**Task brief**: Each entry needs to be restated exactly as written.

Records from a dataset
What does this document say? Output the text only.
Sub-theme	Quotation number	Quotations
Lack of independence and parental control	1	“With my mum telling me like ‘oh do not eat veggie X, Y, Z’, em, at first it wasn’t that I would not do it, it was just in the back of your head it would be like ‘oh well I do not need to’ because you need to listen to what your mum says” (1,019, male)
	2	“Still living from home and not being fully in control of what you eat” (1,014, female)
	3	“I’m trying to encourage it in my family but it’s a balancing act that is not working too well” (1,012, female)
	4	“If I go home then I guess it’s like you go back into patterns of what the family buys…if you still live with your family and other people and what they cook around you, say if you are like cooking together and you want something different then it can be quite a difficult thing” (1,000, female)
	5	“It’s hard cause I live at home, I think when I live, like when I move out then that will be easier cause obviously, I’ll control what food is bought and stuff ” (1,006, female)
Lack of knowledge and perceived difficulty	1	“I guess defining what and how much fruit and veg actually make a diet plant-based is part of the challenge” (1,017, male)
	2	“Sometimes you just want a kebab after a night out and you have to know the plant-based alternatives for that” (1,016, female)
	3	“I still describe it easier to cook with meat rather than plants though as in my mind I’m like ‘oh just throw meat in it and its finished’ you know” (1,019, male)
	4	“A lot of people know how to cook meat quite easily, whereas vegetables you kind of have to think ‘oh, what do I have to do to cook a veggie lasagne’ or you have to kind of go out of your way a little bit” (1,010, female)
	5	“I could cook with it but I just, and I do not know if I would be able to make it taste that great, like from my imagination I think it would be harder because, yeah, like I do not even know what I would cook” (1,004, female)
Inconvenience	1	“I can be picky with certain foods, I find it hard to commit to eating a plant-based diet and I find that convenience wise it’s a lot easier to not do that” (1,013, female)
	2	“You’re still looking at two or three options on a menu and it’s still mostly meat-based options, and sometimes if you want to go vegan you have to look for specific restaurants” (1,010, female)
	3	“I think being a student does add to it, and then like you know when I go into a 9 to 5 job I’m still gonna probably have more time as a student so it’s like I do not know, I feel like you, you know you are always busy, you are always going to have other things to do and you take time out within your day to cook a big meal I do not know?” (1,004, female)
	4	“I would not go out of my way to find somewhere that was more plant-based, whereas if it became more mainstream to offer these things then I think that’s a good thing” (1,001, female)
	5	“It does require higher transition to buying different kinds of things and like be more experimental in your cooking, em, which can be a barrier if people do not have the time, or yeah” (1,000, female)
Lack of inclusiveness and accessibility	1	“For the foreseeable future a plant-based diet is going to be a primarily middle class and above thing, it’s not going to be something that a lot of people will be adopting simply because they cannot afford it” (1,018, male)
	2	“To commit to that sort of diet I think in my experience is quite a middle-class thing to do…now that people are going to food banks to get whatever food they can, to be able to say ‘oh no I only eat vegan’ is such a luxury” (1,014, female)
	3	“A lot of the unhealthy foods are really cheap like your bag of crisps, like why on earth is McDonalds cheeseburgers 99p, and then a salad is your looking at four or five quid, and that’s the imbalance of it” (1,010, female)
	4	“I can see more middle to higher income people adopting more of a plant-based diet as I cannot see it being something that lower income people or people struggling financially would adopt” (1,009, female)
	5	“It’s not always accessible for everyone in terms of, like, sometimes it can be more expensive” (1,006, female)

**Written answer**:
What does this document say? Output the text only.
Sub-theme	Quotation number	Quotations
Lack of independence and parental control	1	“With my mum telling me like ‘oh do not eat veggie X, Y, Z’, em, at first it wasn’t that I would not do it, it was just in the back of your head it would be like ‘oh well I do not need to’ because you need to listen to what your mum says” (1,019, male)
	2	“Still living from home and not being fully in control of what you eat” (1,014, female)
	3	“I’m trying to encourage it in my family but it’s a balancing act that is not working too well” (1,012, female)
	4	“If I go home then I guess it’s like you go back into patterns of what the family buys…if you still live with your family and other people and what they cook around you, say if you are like cooking together and you want something different then it can be quite a difficult thing” (1,000, female)
	5	“It’s hard cause I live at home, I think when I live, like when I move out then that will be easier cause obviously, I’ll control what food is bought and stuff ” (1,006, female)
Lack of knowledge and perceived difficulty	1	“I guess defining what and how much fruit and veg actually make a diet plant-based is part of the challenge” (1,017, male)
	2	“Sometimes you just want a kebab after a night out and you have to know the plant-based alternatives for that” (1,016, female)
	3	“I still describe it easier to cook with meat rather than plants though as in my mind I’m like ‘oh just throw meat in it and its finished’ you know” (1,019, male)
	4	“A lot of people know how to cook meat quite easily, whereas vegetables you kind of have to think ‘oh, what do I have to do to cook a veggie lasagne’ or you have to kind of go out of your way a little bit” (1,010, female)
	5	“I could cook with it but I just, and I do not know if I would be able to make it taste that great, like from my imagination I think it would be harder because, yeah, like I do not even know what I would cook” (1,004, female)
Inconvenience	1	“I can be picky with certain foods, I find it hard to commit to eating a plant-based diet and I find that convenience wise it’s a lot easier to not do that” (1,013, female)
	2	“You’re still looking at two or three options on a menu and it’s still mostly meat-based options, and sometimes if you want to go vegan you have to look for specific restaurants” (1,010, female)
	3	“I think being a student does add to it, and then like you know when I go into a 9 to 5 job I’m still gonna probably have more time as a student so it’s like I do not know, I feel like you, you know you are always busy, you are always going to have other things to do and you take time out within your day to cook a big meal I do not know?” (1,004, female)
	4	“I would not go out of my way to find somewhere that was more plant-based, whereas if it became more mainstream to offer these things then I think that’s a good thing” (1,001, female)
	5	“It does require higher transition to buying different kinds of things and like be more experimental in your cooking, em, which can be a barrier if people do not have the time, or yeah” (1,000, female)
Lack of inclusiveness and accessibility	1	“For the foreseeable future a plant-based diet is going to be a primarily middle class and above thing, it’s not going to be something that a lot of people will be adopting simply because they cannot afford it” (1,018, male)
	2	“To commit to that sort of diet I think in my experience is quite a middle-class thing to do…now that people are going to food banks to get whatever food they can, to be able to say ‘oh no I only eat vegan’ is such a luxury” (1,014, female)
	3	“A lot of the unhealthy foods are really cheap like your bag of crisps, like why on earth is McDonalds cheeseburgers 99p, and then a salad is your looking at four or five quid, and that’s the imbalance of it” (1,010, female)
	4	“I can see more middle to higher income people adopting more of a plant-based diet as I cannot see it being something that lower income people or people struggling financially would adopt” (1,009, female)
	5	“It’s not always accessible for everyone in terms of, like, sometimes it can be more expensive” (1,006, female)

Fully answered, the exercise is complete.